◆ WHAT IS BEING ASKED: Return each line containing the string "Derrida".

Data records
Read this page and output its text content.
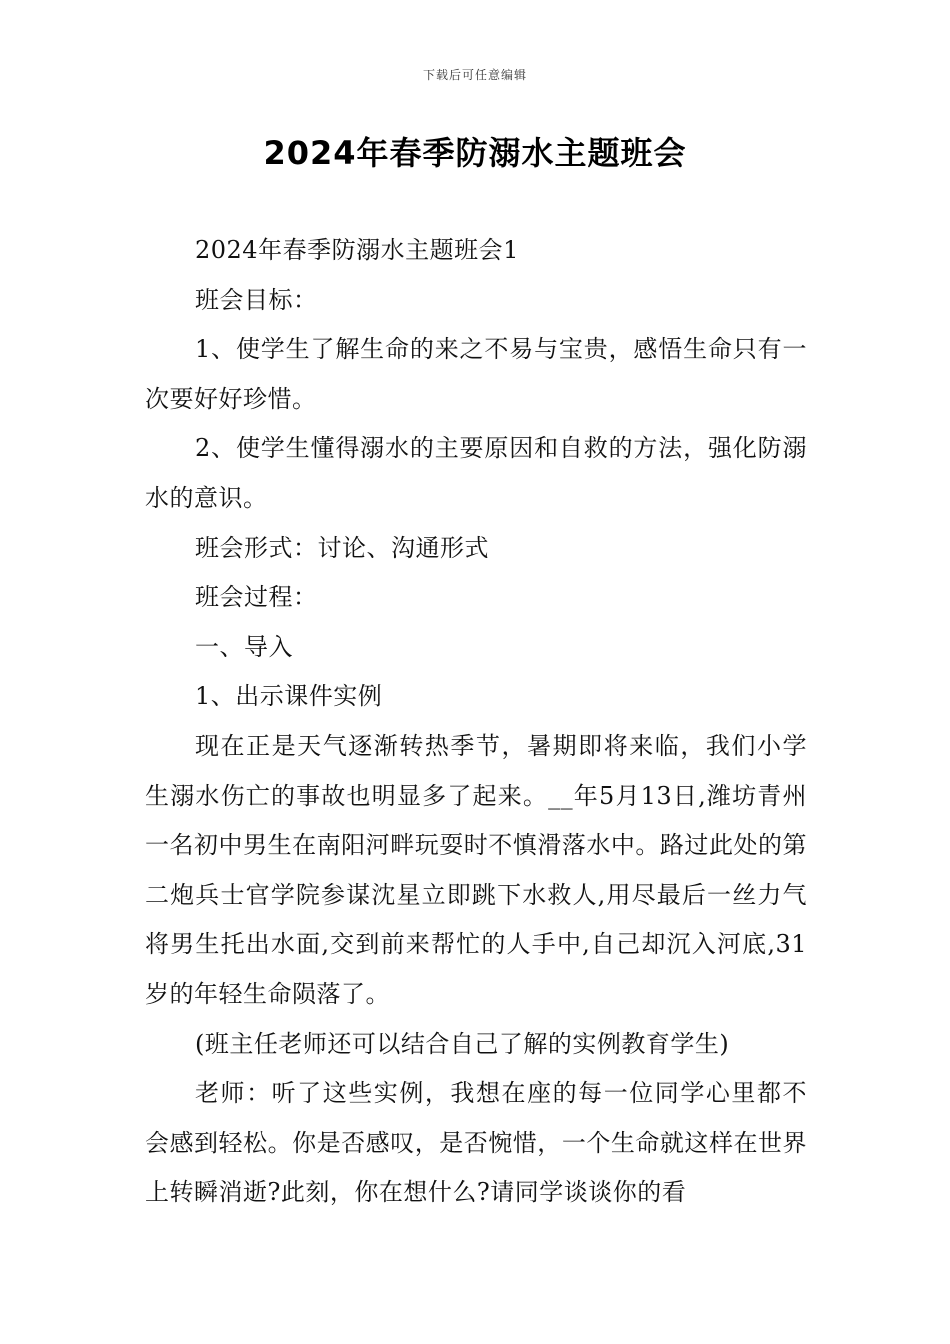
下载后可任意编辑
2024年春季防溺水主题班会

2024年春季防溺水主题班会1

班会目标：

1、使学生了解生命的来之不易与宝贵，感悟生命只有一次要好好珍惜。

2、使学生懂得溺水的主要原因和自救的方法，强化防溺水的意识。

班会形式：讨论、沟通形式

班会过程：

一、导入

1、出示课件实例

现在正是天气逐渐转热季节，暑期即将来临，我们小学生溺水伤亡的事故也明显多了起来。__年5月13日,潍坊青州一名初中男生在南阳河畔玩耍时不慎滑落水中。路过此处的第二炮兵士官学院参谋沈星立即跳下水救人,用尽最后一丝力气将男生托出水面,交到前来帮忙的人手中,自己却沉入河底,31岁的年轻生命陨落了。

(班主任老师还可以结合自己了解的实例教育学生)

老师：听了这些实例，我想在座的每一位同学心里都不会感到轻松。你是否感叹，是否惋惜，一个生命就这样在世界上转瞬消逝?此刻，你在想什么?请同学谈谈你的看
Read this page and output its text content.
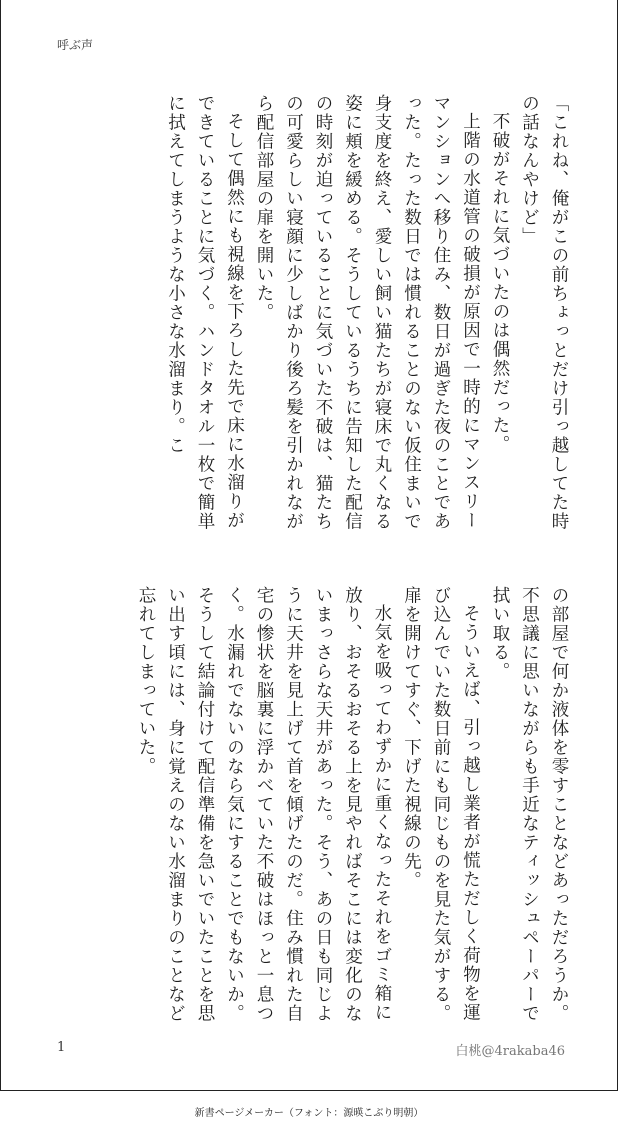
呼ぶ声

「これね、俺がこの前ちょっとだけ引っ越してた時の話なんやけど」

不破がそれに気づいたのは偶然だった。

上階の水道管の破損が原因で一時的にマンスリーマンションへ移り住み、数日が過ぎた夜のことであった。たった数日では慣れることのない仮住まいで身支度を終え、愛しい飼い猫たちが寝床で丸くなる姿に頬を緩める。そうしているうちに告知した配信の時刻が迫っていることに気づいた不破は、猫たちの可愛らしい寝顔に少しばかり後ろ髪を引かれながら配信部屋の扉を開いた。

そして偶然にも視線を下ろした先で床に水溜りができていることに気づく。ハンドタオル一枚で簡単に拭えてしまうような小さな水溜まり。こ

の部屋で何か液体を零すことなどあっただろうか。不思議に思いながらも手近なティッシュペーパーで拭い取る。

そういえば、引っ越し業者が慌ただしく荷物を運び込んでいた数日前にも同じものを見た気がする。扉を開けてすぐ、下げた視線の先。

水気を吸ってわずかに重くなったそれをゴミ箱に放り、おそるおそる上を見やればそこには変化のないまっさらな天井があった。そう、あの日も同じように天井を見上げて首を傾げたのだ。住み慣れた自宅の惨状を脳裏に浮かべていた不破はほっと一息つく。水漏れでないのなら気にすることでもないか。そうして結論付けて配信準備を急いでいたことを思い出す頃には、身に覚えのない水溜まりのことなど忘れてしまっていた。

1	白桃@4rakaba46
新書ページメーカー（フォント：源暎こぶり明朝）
* * *
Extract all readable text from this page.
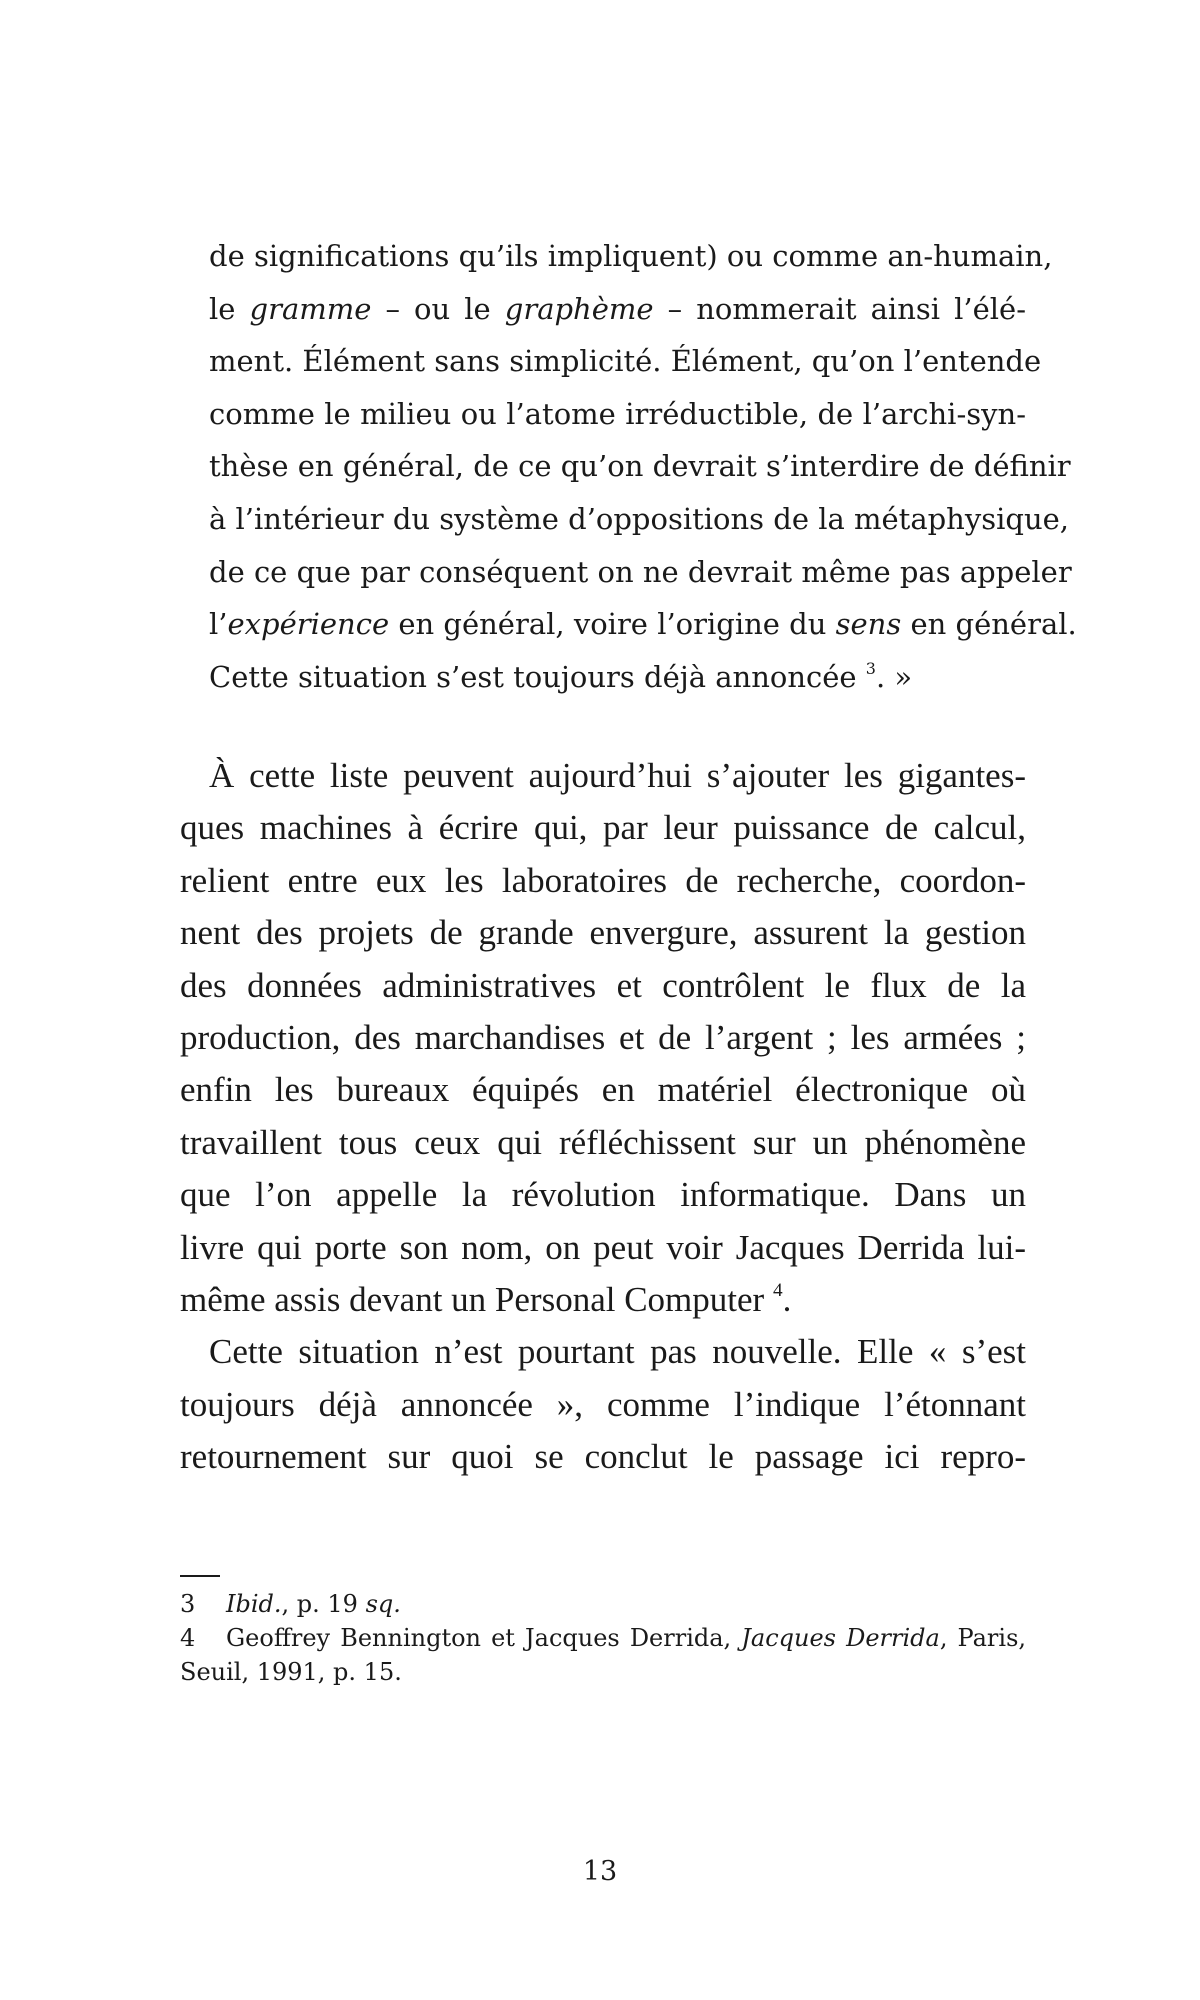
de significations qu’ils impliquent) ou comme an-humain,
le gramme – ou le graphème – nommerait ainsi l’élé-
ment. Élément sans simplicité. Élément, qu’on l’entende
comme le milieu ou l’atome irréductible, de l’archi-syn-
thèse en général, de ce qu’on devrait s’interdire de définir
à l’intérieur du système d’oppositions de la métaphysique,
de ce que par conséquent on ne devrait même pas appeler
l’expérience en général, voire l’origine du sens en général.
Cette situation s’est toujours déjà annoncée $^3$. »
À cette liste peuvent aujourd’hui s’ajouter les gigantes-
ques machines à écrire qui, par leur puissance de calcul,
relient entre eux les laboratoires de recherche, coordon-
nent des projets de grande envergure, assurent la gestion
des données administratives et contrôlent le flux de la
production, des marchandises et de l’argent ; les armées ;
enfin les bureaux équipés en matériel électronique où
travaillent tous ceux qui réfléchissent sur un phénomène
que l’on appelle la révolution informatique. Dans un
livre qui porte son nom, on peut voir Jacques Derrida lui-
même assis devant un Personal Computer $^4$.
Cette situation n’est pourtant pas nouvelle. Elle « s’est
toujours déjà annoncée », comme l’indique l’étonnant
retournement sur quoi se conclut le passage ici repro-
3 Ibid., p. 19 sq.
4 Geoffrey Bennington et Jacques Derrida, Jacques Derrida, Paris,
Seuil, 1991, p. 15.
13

◆ ANSWER FOR THIS EXERCISE:
livre qui porte son nom, on peut voir Jacques Derrida lui-
4 Geoffrey Bennington et Jacques Derrida, Jacques Derrida, Paris,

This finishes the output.